- **REQUIRED WORK**:
Take everything from the line with "List UI elements" down to the line with "y-tick-label: 112 xyxy=(100,313,126,330)", and write those lines out again with "No Obs" changed to "Observed" and nothing else altered.

- **SUPPLIED MATERIAL**:
━━━━━━━━

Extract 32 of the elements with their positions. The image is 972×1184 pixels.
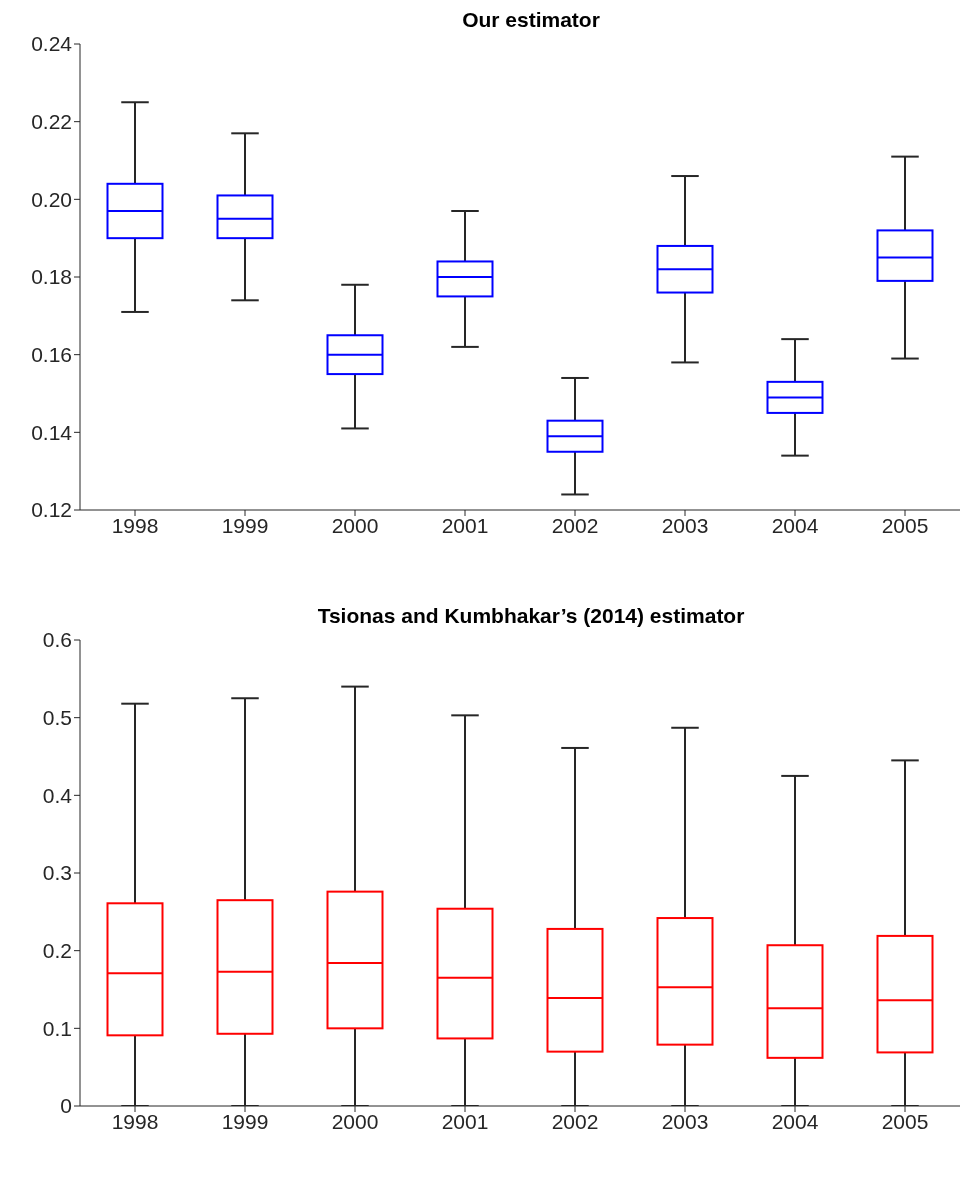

━━━━━━━━

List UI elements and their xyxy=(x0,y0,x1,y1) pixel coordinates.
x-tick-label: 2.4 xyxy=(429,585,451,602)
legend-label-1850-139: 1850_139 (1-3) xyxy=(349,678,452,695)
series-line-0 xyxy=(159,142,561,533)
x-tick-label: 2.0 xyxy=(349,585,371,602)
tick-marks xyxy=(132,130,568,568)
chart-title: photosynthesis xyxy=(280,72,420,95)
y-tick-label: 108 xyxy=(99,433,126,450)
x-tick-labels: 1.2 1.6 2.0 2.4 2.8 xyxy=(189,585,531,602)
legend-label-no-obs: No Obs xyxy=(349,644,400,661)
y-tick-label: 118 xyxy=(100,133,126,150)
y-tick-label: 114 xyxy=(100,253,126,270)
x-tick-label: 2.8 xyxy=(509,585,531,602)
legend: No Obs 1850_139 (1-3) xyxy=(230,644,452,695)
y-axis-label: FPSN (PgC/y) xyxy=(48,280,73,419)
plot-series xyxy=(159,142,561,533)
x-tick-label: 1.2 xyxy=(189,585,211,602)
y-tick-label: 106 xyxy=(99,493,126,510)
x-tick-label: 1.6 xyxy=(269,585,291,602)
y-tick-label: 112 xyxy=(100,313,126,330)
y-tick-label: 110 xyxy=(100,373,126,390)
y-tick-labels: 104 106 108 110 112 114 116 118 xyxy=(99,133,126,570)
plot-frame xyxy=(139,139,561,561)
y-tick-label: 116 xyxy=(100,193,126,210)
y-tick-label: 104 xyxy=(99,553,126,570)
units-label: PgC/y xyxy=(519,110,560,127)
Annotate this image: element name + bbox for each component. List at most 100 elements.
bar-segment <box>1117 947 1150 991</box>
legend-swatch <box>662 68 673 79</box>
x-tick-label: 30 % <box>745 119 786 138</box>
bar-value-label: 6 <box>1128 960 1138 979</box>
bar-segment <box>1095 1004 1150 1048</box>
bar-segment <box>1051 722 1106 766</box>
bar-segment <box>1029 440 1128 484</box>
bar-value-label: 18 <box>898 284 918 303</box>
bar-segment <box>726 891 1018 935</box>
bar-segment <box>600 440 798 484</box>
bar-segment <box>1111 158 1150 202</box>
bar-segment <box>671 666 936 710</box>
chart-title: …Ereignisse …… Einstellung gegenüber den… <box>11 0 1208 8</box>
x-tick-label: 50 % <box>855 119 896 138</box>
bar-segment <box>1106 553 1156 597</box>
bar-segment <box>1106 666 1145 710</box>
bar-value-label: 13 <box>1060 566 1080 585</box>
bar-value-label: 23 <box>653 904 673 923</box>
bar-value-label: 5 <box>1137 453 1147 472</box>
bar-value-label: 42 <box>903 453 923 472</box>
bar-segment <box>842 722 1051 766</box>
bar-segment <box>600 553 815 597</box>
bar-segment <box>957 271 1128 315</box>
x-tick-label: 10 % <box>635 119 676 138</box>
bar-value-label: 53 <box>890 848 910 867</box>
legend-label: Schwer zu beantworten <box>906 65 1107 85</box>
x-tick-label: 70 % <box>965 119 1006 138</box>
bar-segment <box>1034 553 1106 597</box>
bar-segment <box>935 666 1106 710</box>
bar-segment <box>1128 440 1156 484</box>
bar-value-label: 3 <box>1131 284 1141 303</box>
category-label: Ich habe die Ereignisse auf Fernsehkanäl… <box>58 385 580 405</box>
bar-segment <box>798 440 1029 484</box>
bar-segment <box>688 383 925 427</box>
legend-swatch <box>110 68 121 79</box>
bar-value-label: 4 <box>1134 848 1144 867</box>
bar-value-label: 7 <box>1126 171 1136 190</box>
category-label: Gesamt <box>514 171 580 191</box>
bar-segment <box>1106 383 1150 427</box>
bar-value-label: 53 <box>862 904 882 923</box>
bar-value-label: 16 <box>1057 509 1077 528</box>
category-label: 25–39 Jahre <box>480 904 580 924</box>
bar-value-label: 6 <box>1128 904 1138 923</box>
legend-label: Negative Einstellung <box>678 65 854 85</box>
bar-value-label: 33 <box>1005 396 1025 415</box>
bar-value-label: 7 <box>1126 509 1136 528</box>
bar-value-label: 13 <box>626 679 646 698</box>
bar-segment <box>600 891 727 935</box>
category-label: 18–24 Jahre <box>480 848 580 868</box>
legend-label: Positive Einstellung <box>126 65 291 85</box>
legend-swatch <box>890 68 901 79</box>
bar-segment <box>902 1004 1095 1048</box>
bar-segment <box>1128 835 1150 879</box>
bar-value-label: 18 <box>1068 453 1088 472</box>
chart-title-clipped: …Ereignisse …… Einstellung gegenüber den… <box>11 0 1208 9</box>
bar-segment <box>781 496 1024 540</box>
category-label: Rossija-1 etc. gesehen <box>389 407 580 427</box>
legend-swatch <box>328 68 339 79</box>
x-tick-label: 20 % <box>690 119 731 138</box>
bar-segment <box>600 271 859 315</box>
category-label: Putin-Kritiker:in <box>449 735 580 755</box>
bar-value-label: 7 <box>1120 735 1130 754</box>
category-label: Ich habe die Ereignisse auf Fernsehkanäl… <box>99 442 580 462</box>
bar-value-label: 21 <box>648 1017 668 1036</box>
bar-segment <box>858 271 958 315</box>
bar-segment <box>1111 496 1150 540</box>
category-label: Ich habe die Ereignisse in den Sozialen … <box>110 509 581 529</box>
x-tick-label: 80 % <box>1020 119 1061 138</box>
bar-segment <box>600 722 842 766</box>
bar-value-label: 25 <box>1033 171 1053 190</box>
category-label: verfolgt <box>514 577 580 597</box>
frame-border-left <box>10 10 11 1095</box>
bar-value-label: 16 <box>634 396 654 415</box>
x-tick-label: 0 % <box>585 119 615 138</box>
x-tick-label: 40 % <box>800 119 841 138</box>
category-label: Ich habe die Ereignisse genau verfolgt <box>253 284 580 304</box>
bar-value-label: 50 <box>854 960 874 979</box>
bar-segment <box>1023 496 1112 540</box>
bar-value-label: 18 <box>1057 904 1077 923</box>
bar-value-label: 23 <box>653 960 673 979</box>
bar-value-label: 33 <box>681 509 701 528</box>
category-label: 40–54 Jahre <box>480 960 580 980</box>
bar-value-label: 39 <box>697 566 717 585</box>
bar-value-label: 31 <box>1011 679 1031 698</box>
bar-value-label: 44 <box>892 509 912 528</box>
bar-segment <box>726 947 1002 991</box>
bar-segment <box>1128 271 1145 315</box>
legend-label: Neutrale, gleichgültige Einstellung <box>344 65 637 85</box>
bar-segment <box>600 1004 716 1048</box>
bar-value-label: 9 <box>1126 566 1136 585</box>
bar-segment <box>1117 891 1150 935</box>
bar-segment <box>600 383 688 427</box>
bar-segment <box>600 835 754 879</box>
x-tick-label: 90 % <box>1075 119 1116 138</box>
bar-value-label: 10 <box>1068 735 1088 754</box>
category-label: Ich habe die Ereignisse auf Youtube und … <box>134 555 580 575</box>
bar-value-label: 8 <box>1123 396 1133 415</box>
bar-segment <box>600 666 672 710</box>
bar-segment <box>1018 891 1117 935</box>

━━━━━━━━

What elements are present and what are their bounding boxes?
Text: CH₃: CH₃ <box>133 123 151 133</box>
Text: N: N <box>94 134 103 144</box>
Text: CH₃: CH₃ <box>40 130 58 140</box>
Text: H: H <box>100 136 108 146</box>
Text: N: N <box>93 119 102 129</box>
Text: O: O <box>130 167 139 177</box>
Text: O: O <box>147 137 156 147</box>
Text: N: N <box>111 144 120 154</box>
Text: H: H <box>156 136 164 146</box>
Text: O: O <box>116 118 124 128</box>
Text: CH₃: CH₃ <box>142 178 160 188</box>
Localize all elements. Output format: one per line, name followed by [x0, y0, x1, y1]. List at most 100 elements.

━━━━━━━━

- **ANSWER**:
List UI elements and their xyxy=(x0,y0,x1,y1) pixel coordinates.
x-tick-label: 2.4 xyxy=(429,585,451,602)
legend-label-1850-139: 1850_139 (1-3) xyxy=(349,678,452,695)
series-line-0 xyxy=(159,142,561,533)
x-tick-label: 2.0 xyxy=(349,585,371,602)
tick-marks xyxy=(132,130,568,568)
chart-title: photosynthesis xyxy=(280,72,420,95)
y-tick-label: 108 xyxy=(99,433,126,450)
x-tick-labels: 1.2 1.6 2.0 2.4 2.8 xyxy=(189,585,531,602)
legend-label-no-obs: Observed xyxy=(349,644,400,661)
y-tick-label: 118 xyxy=(100,133,126,150)
y-tick-label: 114 xyxy=(100,253,126,270)
x-tick-label: 2.8 xyxy=(509,585,531,602)
legend: Observed 1850_139 (1-3) xyxy=(230,644,452,695)
y-axis-label: FPSN (PgC/y) xyxy=(48,280,73,419)
plot-series xyxy=(159,142,561,533)
x-tick-label: 1.2 xyxy=(189,585,211,602)
y-tick-label: 106 xyxy=(99,493,126,510)
x-tick-label: 1.6 xyxy=(269,585,291,602)
y-tick-label: 112 xyxy=(100,313,126,330)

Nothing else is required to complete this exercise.